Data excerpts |
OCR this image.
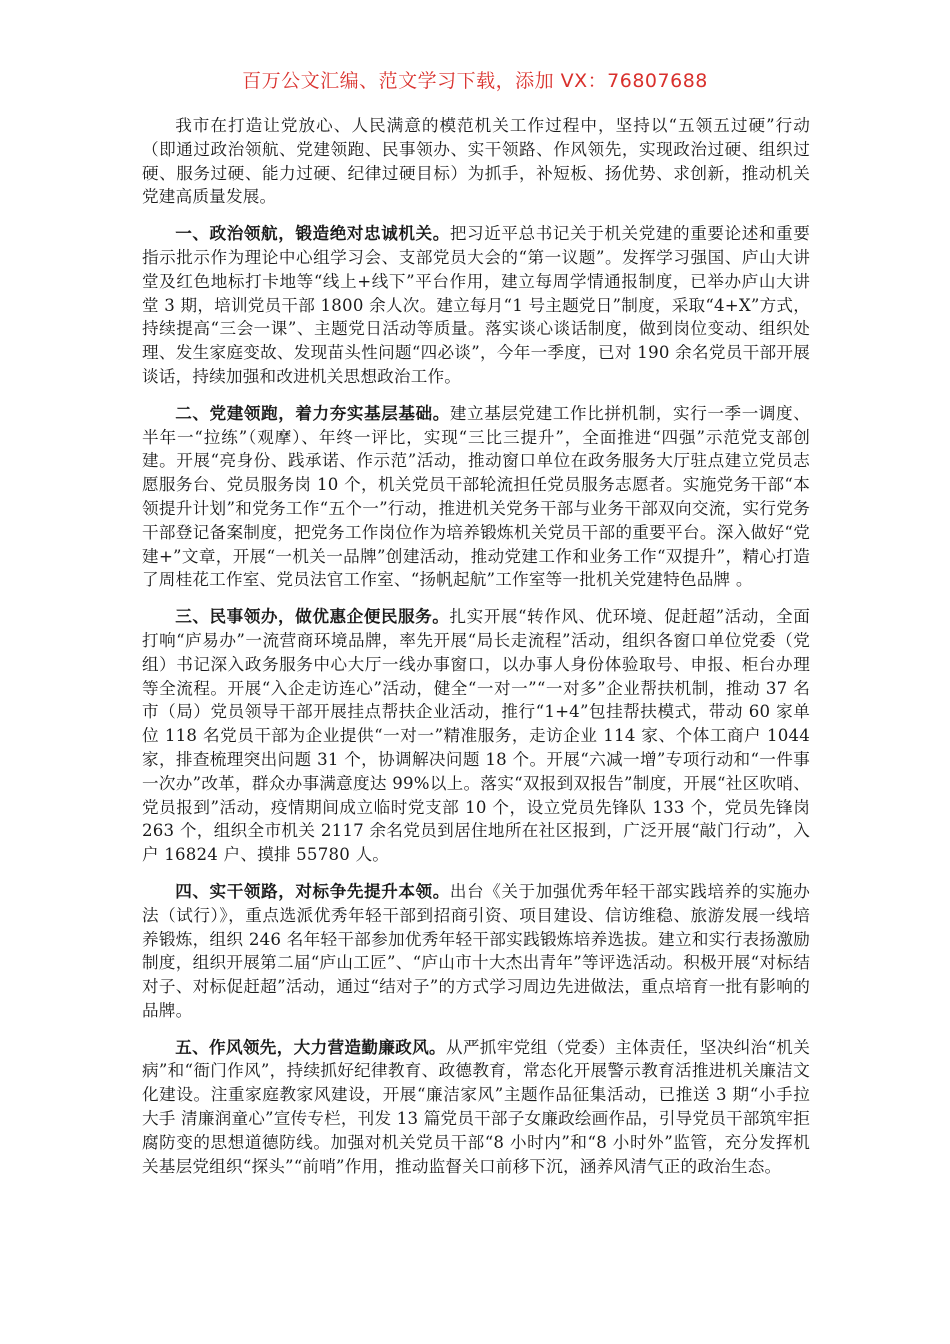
百万公文汇编、范文学习下载，添加 VX：76807688

我市在打造让党放心、人民满意的模范机关工作过程中，坚持以“五领五过硬”行动（即通过政治领航、党建领跑、民事领办、实干领路、作风领先，实现政治过硬、组织过硬、服务过硬、能力过硬、纪律过硬目标）为抓手，补短板、扬优势、求创新，推动机关党建高质量发展。

一、政治领航，锻造绝对忠诚机关。把习近平总书记关于机关党建的重要论述和重要指示批示作为理论中心组学习会、支部党员大会的“第一议题”。发挥学习强国、庐山大讲堂及红色地标打卡地等“线上+线下”平台作用，建立每周学情通报制度，已举办庐山大讲堂 3 期，培训党员干部 1800 余人次。建立每月“1 号主题党日”制度，采取“4+X”方式，持续提高“三会一课”、主题党日活动等质量。落实谈心谈话制度，做到岗位变动、组织处理、发生家庭变故、发现苗头性问题“四必谈”，今年一季度，已对 190 余名党员干部开展谈话，持续加强和改进机关思想政治工作。

二、党建领跑，着力夯实基层基础。建立基层党建工作比拼机制，实行一季一调度、半年一“拉练”（观摩）、年终一评比，实现“三比三提升”，全面推进“四强”示范党支部创建。开展“亮身份、践承诺、作示范”活动，推动窗口单位在政务服务大厅驻点建立党员志愿服务台、党员服务岗 10 个，机关党员干部轮流担任党员服务志愿者。实施党务干部“本领提升计划”和党务工作“五个一”行动，推进机关党务干部与业务干部双向交流，实行党务干部登记备案制度，把党务工作岗位作为培养锻炼机关党员干部的重要平台。深入做好“党建+”文章，开展“一机关一品牌”创建活动，推动党建工作和业务工作“双提升”，精心打造了周桂花工作室、党员法官工作室、“扬帆起航”工作室等一批机关党建特色品牌 。

三、民事领办，做优惠企便民服务。扎实开展“转作风、优环境、促赶超”活动，全面打响“庐易办”一流营商环境品牌，率先开展“局长走流程”活动，组织各窗口单位党委（党组）书记深入政务服务中心大厅一线办事窗口，以办事人身份体验取号、申报、柜台办理等全流程。开展“入企走访连心”活动，健全“一对一”“一对多”企业帮扶机制，推动 37 名市（局）党员领导干部开展挂点帮扶企业活动，推行“1+4”包挂帮扶模式，带动 60 家单位 118 名党员干部为企业提供“一对一”精准服务，走访企业 114 家、个体工商户 1044 家，排查梳理突出问题 31 个，协调解决问题 18 个。开展“六减一增”专项行动和“一件事一次办”改革，群众办事满意度达 99%以上。落实“双报到双报告”制度，开展“社区吹哨、党员报到”活动，疫情期间成立临时党支部 10 个，设立党员先锋队 133 个，党员先锋岗 263 个，组织全市机关 2117 余名党员到居住地所在社区报到，广泛开展“敲门行动”，入户 16824 户、摸排 55780 人。

四、实干领路，对标争先提升本领。出台《关于加强优秀年轻干部实践培养的实施办法（试行）》，重点选派优秀年轻干部到招商引资、项目建设、信访维稳、旅游发展一线培养锻炼，组织 246 名年轻干部参加优秀年轻干部实践锻炼培养选拔。建立和实行表扬激励制度，组织开展第二届“庐山工匠”、“庐山市十大杰出青年”等评选活动。积极开展“对标结对子、对标促赶超”活动，通过“结对子”的方式学习周边先进做法，重点培育一批有影响的品牌。

五、作风领先，大力营造勤廉政风。从严抓牢党组（党委）主体责任，坚决纠治“机关病”和“衙门作风”，持续抓好纪律教育、政德教育，常态化开展警示教育活推进机关廉洁文化建设。注重家庭教家风建设，开展“廉洁家风”主题作品征集活动，已推送 3 期“小手拉大手 清廉润童心”宣传专栏，刊发 13 篇党员干部子女廉政绘画作品，引导党员干部筑牢拒腐防变的思想道德防线。加强对机关党员干部“8 小时内”和“8 小时外”监管，充分发挥机关基层党组织“探头”“前哨”作用，推动监督关口前移下沉，涵养风清气正的政治生态。
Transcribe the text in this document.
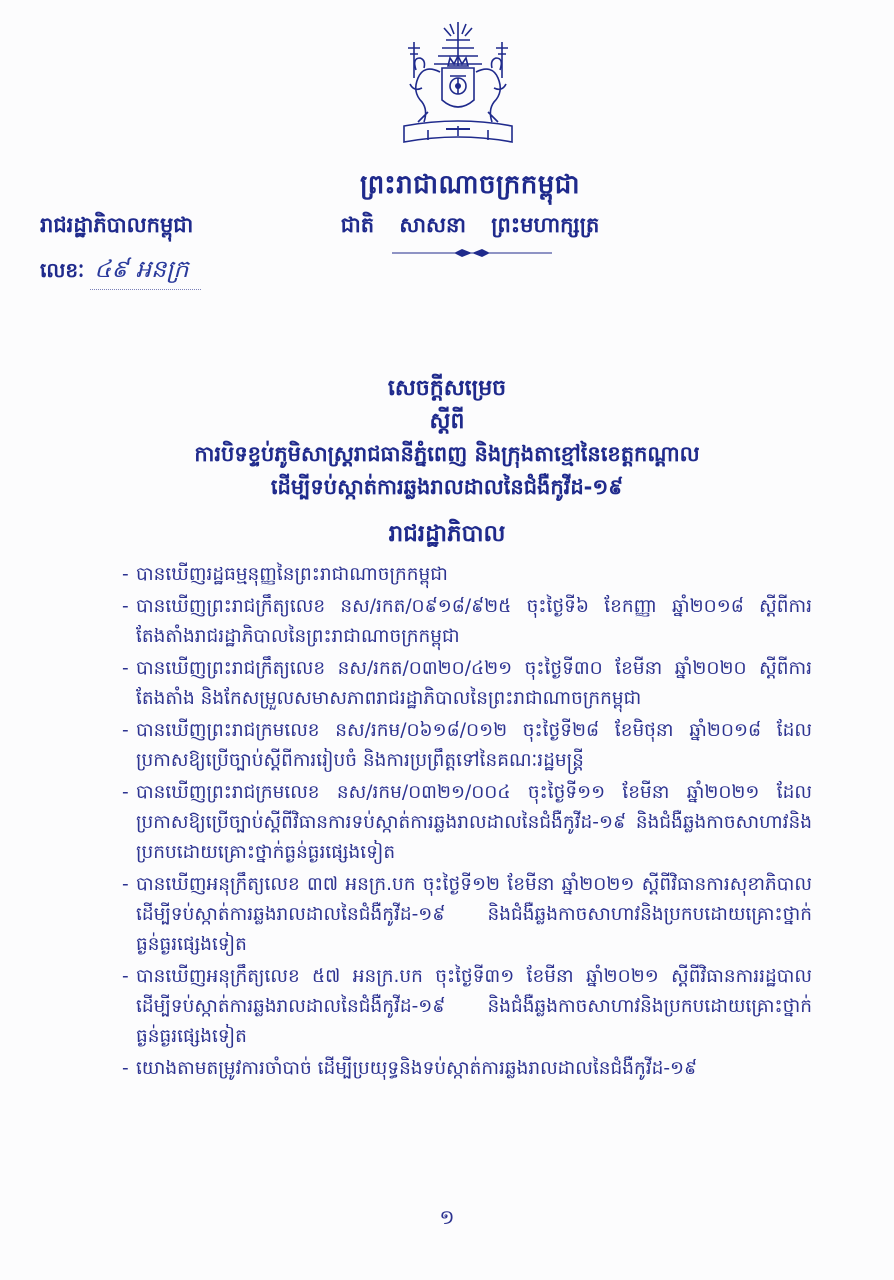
ព្រះរាជាណាចក្រកម្ពុជា
ជាតិ សាសនា ព្រះមហាក្សត្រ
រាជរដ្ឋាភិបាលកម្ពុជា
លេខៈ ៤៩ អនក្រ
សេចក្តីសម្រេច
ស្តីពី
ការបិទខ្ទប់ភូមិសាស្ត្ររាជធានីភ្នំពេញ និងក្រុងតាខ្មៅនៃខេត្តកណ្តាល
ដើម្បីទប់ស្កាត់ការឆ្លងរាលដាលនៃជំងឺកូវីដ-១៩
រាជរដ្ឋាភិបាល
- បានឃើញរដ្ឋធម្មនុញ្ញនៃព្រះរាជាណាចក្រកម្ពុជា
- បានឃើញព្រះរាជក្រឹត្យលេខ នស/រកត/០៩១៨/៩២៥ ចុះថ្ងៃទី៦ ខែកញ្ញា ឆ្នាំ២០១៨ ស្តីពីការតែងតាំងរាជរដ្ឋាភិបាលនៃព្រះរាជាណាចក្រកម្ពុជា
- បានឃើញព្រះរាជក្រឹត្យលេខ នស/រកត/០៣២០/៤២១ ចុះថ្ងៃទី៣០ ខែមីនា ឆ្នាំ២០២០ ស្តីពីការតែងតាំង និងកែសម្រួលសមាសភាពរាជរដ្ឋាភិបាលនៃព្រះរាជាណាចក្រកម្ពុជា
- បានឃើញព្រះរាជក្រមលេខ នស/រកម/០៦១៨/០១២ ចុះថ្ងៃទី២៨ ខែមិថុនា ឆ្នាំ២០១៨ ដែលប្រកាសឱ្យប្រើច្បាប់ស្តីពីការរៀបចំ និងការប្រព្រឹត្តទៅនៃគណៈរដ្ឋមន្ត្រី
- បានឃើញព្រះរាជក្រមលេខ នស/រកម/០៣២១/០០៤ ចុះថ្ងៃទី១១ ខែមីនា ឆ្នាំ២០២១ ដែលប្រកាសឱ្យប្រើច្បាប់ស្តីពីវិធានការទប់ស្កាត់ការឆ្លងរាលដាលនៃជំងឺកូវីដ-១៩ និងជំងឺឆ្លងកាចសាហាវនិងប្រកបដោយគ្រោះថ្នាក់ធ្ងន់ធ្ងរផ្សេងទៀត
- បានឃើញអនុក្រឹត្យលេខ ៣៧ អនក្រ.បក ចុះថ្ងៃទី១២ ខែមីនា ឆ្នាំ២០២១ ស្តីពីវិធានការសុខាភិបាលដើម្បីទប់ស្កាត់ការឆ្លងរាលដាលនៃជំងឺកូវីដ-១៩ និងជំងឺឆ្លងកាចសាហាវនិងប្រកបដោយគ្រោះថ្នាក់ធ្ងន់ធ្ងរផ្សេងទៀត
- បានឃើញអនុក្រឹត្យលេខ ៥៧ អនក្រ.បក ចុះថ្ងៃទី៣១ ខែមីនា ឆ្នាំ២០២១ ស្តីពីវិធានការរដ្ឋបាលដើម្បីទប់ស្កាត់ការឆ្លងរាលដាលនៃជំងឺកូវីដ-១៩ និងជំងឺឆ្លងកាចសាហាវនិងប្រកបដោយគ្រោះថ្នាក់ធ្ងន់ធ្ងរផ្សេងទៀត
- យោងតាមតម្រូវការចាំបាច់ ដើម្បីប្រយុទ្ធនិងទប់ស្កាត់ការឆ្លងរាលដាលនៃជំងឺកូវីដ-១៩
១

Task description | Scan the lines for the string "民事领办". Copy out each line that matches.

Full output |
我市在打造让党放心、人民满意的模范机关工作过程中，坚持以“五领五过硬”行动（即通过政治领航、党建领跑、民事领办、实干领路、作风领先，实现政治过硬、组织过硬、服务过硬、能力过硬、纪律过硬目标）为抓手，补短板、扬优势、求创新，推动机关党建高质量发展。
三、民事领办，做优惠企便民服务。扎实开展“转作风、优环境、促赶超”活动，全面打响“庐易办”一流营商环境品牌，率先开展“局长走流程”活动，组织各窗口单位党委（党组）书记深入政务服务中心大厅一线办事窗口，以办事人身份体验取号、申报、柜台办理等全流程。开展“入企走访连心”活动，健全“一对一”“一对多”企业帮扶机制，推动 37 名市（局）党员领导干部开展挂点帮扶企业活动，推行“1+4”包挂帮扶模式，带动 60 家单位 118 名党员干部为企业提供“一对一”精准服务，走访企业 114 家、个体工商户 1044 家，排查梳理突出问题 31 个，协调解决问题 18 个。开展“六减一增”专项行动和“一件事一次办”改革，群众办事满意度达 99%以上。落实“双报到双报告”制度，开展“社区吹哨、党员报到”活动，疫情期间成立临时党支部 10 个，设立党员先锋队 133 个，党员先锋岗 263 个，组织全市机关 2117 余名党员到居住地所在社区报到，广泛开展“敲门行动”，入户 16824 户、摸排 55780 人。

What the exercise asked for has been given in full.